### WHAT IS NEEDED
Format the rows from the very first line through the line containing "y-tick-label: 0.57000: [764, 344, 797, 354]" as a numbered list, leaving out any blank lines.

## Begin SOURCE DATA

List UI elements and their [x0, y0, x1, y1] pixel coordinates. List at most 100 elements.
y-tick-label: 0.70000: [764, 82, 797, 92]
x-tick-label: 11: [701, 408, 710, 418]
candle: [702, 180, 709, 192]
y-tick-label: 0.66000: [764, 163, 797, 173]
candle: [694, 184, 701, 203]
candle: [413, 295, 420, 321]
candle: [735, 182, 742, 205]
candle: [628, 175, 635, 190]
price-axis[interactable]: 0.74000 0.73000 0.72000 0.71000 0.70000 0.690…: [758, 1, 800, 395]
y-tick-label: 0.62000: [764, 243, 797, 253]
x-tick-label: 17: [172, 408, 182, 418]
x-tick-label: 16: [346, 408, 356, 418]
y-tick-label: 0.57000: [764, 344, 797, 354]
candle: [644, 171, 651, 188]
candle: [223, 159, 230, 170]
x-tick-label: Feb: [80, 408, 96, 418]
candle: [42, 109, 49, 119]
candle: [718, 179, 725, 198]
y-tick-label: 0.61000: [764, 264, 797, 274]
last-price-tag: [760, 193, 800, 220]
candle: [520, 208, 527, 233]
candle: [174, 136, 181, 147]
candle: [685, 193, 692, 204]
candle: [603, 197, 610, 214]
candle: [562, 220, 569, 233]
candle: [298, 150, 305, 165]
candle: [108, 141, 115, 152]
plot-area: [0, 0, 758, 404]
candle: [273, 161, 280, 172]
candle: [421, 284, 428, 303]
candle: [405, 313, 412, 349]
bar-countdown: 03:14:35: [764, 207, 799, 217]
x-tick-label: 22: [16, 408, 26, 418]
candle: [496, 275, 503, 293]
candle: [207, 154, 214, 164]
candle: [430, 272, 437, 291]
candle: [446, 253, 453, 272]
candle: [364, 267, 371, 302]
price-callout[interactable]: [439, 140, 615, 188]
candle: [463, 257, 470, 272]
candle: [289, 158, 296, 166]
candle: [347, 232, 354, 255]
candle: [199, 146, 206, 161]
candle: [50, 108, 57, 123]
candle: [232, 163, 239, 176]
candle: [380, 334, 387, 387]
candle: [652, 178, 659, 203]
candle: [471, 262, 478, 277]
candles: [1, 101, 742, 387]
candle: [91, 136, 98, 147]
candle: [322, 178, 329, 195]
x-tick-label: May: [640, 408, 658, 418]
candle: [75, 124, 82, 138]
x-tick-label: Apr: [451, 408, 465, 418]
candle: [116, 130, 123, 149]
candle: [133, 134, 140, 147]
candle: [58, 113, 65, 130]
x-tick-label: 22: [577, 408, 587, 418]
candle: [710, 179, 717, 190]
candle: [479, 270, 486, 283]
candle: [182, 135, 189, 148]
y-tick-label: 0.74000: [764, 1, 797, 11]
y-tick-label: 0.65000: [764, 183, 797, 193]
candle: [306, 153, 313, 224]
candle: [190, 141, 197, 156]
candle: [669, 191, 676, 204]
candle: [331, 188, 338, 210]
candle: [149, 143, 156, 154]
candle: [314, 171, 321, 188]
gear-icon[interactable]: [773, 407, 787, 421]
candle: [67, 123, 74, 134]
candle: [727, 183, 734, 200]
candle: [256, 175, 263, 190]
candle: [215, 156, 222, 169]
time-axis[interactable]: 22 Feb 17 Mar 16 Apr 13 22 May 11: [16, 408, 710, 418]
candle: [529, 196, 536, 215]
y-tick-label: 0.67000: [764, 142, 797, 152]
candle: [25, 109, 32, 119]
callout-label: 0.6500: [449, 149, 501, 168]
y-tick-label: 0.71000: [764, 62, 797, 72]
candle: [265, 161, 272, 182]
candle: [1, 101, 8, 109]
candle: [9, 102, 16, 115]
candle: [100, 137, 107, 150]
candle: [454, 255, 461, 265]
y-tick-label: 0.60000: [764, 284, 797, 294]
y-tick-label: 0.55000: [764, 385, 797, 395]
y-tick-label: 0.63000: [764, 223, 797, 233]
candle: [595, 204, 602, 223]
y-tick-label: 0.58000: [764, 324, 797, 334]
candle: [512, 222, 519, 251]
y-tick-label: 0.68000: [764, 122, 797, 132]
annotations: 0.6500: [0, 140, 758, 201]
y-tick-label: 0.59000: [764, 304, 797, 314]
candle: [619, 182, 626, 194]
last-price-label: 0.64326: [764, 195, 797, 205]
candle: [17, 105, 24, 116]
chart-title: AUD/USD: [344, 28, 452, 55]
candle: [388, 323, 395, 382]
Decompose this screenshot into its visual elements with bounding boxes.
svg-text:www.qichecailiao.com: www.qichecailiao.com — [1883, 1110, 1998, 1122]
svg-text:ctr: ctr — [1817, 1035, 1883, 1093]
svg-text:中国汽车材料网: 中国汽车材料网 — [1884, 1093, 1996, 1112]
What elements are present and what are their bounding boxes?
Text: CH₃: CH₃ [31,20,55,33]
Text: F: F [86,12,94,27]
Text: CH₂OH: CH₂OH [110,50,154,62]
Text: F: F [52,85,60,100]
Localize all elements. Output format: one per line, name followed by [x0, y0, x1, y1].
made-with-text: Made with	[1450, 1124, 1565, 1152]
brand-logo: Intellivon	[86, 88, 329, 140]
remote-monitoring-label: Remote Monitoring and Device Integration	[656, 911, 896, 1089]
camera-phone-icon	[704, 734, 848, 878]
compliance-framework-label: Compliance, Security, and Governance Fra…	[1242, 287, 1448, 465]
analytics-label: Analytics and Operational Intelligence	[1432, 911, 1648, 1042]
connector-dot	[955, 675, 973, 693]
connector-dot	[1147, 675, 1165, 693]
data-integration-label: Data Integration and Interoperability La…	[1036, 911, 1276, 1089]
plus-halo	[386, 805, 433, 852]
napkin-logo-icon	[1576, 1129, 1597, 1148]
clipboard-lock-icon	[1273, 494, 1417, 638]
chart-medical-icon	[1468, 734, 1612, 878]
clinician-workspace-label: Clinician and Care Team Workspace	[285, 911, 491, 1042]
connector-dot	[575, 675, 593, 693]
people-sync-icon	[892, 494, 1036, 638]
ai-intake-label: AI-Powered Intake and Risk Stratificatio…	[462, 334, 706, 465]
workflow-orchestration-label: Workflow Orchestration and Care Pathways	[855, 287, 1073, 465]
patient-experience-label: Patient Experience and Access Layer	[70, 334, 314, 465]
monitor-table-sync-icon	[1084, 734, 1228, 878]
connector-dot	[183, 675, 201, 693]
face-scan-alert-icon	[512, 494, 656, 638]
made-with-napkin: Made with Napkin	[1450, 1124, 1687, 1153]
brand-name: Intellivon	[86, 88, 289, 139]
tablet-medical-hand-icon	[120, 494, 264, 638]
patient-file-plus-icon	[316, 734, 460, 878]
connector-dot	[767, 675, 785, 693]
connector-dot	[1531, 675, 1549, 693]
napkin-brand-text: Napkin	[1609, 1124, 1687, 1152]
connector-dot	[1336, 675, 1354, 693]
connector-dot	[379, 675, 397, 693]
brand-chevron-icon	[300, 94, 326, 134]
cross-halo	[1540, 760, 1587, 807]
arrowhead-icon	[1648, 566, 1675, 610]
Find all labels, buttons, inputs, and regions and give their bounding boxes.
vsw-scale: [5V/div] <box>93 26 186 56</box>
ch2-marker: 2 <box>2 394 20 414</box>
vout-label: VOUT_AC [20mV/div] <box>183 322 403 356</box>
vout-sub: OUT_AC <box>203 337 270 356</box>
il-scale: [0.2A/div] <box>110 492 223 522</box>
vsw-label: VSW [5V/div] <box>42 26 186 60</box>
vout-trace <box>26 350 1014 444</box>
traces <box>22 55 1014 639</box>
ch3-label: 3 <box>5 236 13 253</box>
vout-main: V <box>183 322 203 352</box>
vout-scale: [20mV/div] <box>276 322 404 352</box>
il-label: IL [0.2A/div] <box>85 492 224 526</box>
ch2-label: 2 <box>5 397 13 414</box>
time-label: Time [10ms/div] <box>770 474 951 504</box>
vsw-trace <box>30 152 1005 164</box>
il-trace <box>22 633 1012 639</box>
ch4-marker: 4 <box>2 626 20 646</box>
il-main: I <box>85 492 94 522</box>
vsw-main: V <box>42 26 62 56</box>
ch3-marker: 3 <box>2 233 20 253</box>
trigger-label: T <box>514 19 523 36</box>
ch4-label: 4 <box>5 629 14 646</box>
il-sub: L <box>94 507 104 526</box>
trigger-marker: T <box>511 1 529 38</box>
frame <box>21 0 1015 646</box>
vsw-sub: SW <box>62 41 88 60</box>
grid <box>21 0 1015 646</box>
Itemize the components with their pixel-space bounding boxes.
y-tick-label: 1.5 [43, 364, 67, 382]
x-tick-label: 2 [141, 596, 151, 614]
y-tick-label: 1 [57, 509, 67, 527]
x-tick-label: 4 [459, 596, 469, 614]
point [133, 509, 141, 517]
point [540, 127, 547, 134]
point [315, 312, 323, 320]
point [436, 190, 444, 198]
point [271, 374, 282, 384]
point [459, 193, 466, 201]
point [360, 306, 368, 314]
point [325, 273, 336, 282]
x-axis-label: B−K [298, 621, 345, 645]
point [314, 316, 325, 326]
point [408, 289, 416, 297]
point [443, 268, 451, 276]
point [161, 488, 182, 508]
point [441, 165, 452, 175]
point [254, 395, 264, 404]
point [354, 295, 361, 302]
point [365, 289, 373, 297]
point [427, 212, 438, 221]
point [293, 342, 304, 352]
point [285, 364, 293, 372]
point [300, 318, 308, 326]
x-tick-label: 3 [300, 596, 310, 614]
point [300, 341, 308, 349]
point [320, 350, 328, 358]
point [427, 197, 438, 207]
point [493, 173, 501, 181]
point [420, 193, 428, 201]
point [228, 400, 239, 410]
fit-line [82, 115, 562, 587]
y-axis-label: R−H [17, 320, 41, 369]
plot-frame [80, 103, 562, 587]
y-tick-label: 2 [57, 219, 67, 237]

## End SOURCE DATA

### SOLUTION TO THE EXERCISE
1. List UI elements and their [x0, y0, x1, y1] pixel coordinates. List at most 100 elements.
2. y-tick-label: 0.70000: [764, 82, 797, 92]
3. x-tick-label: 11: [701, 408, 710, 418]
4. candle: [702, 180, 709, 192]
5. y-tick-label: 0.66000: [764, 163, 797, 173]
6. candle: [694, 184, 701, 203]
7. candle: [413, 295, 420, 321]
8. candle: [735, 182, 742, 205]
9. candle: [628, 175, 635, 190]
10. price-axis[interactable]: 0.74000 0.73000 0.72000 0.71000 0.70000 0.690…: [758, 1, 800, 395]
11. y-tick-label: 0.62000: [764, 243, 797, 253]
12. x-tick-label: 17: [172, 408, 182, 418]
13. x-tick-label: 16: [346, 408, 356, 418]
14. y-tick-label: 0.57000: [764, 344, 797, 354]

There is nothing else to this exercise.